DATA:
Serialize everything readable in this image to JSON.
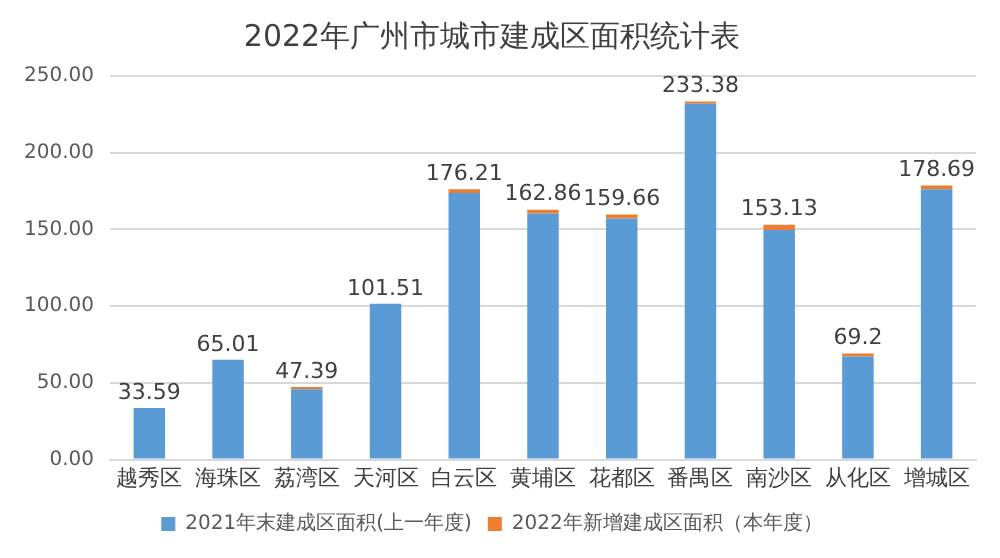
{
  "chart_data": {
    "type": "bar",
    "title": "2022年广州市城市建成区面积统计表",
    "categories": [
      "越秀区",
      "海珠区",
      "荔湾区",
      "天河区",
      "白云区",
      "黄埔区",
      "花都区",
      "番禺区",
      "南沙区",
      "从化区",
      "增城区"
    ],
    "series": [
      {
        "name": "2021年末建成区面积(上一年度)",
        "color": "#5b9bd5",
        "values": [
          33.59,
          65.01,
          45.9,
          101.51,
          173.7,
          160.4,
          157.2,
          231.9,
          149.6,
          67.2,
          176.2
        ]
      },
      {
        "name": "2022年新增建成区面积（本年度）",
        "color": "#ed7d31",
        "values": [
          0,
          0,
          1.49,
          0,
          2.51,
          2.46,
          2.46,
          1.48,
          3.53,
          2.0,
          2.49
        ]
      }
    ],
    "stacked": true,
    "totals": [
      "33.59",
      "65.01",
      "47.39",
      "101.51",
      "176.21",
      "162.86",
      "159.66",
      "233.38",
      "153.13",
      "69.2",
      "178.69"
    ],
    "ylim": [
      0,
      250
    ],
    "yticks": [
      {
        "value": 0,
        "label": "0.00"
      },
      {
        "value": 50,
        "label": "50.00"
      },
      {
        "value": 100,
        "label": "100.00"
      },
      {
        "value": 150,
        "label": "150.00"
      },
      {
        "value": 200,
        "label": "200.00"
      },
      {
        "value": 250,
        "label": "250.00"
      }
    ],
    "grid": "y",
    "legend": "bottom"
  }
}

GIVEN EXERCISE: Working from the material above, state how many lines contain "name"; give only the number.

ANSWER: 2